• _Provided entries_
────────────────────

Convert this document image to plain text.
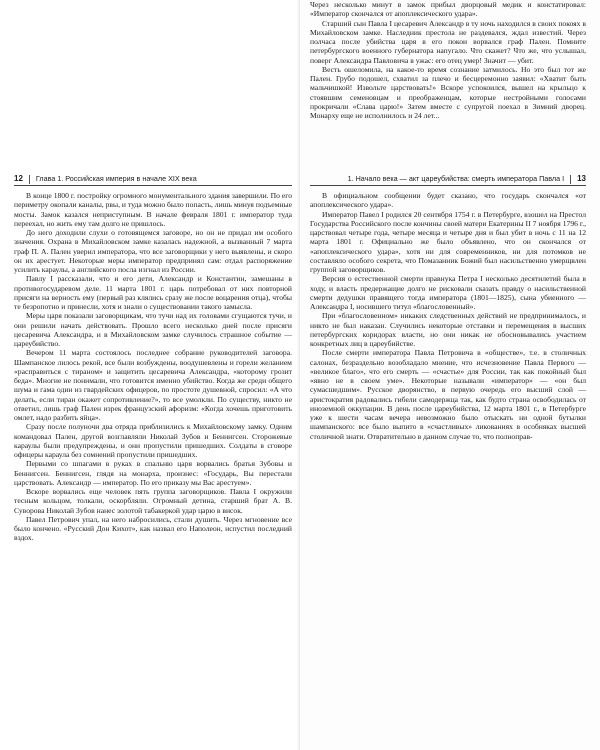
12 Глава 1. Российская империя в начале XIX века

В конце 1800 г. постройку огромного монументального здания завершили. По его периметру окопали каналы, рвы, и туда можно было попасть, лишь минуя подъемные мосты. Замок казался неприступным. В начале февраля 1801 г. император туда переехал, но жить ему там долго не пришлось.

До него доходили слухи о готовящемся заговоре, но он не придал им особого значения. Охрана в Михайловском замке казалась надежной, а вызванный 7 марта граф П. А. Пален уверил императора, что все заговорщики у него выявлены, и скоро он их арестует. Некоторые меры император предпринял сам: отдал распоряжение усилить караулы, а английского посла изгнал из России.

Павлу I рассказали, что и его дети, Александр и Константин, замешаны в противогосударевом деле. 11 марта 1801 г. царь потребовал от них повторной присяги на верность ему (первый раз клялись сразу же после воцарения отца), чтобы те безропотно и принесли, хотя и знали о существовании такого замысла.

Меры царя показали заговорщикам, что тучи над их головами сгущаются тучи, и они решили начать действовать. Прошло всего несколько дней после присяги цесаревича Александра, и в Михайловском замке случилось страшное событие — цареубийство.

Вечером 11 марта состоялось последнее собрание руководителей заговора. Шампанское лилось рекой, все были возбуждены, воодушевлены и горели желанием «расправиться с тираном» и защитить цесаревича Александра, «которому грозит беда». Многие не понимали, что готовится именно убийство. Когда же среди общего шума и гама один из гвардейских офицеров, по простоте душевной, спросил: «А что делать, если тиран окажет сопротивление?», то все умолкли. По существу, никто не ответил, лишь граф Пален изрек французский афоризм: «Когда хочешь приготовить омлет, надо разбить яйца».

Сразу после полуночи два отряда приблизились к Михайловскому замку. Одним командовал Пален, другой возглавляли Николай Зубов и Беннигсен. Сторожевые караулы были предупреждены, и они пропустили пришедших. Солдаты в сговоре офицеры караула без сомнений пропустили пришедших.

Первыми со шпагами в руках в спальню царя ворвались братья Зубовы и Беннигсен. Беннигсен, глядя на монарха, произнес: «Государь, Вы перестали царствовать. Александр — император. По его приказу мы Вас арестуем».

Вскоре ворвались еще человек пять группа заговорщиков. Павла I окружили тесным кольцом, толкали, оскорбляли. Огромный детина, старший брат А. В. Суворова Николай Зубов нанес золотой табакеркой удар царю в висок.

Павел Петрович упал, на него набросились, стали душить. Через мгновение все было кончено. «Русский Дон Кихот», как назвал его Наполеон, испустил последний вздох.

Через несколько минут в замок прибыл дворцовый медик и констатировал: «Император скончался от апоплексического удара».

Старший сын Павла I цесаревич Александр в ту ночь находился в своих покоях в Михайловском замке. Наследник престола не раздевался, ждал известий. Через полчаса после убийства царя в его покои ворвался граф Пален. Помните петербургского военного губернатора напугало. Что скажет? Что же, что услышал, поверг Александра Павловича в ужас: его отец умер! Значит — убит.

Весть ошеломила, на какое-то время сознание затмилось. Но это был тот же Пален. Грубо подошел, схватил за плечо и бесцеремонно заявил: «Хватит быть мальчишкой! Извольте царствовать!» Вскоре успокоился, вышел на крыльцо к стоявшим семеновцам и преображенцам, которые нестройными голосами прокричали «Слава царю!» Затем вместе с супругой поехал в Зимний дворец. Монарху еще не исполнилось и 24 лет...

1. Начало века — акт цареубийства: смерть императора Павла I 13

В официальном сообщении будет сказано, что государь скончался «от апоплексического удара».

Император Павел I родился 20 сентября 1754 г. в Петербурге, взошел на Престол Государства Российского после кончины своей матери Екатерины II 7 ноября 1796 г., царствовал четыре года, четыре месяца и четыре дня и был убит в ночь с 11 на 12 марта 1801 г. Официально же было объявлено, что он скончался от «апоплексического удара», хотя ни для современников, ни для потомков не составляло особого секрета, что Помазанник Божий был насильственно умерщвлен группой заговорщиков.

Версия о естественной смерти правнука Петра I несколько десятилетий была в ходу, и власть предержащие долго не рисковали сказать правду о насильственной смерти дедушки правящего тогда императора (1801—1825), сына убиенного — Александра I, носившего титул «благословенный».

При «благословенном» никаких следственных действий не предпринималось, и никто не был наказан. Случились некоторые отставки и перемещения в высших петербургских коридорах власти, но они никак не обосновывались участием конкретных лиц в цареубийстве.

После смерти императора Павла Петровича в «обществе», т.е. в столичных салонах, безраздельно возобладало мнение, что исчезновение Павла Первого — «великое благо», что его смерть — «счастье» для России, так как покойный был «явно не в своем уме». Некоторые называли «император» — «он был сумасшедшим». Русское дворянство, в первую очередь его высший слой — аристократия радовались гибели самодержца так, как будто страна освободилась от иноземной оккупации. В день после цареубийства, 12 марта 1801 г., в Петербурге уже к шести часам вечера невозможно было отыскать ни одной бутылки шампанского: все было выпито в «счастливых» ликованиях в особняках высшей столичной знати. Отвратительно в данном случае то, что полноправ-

────────────────────

In the material above, how many lines hold the word "Петербурге"? Say only the number.

• _The output_
2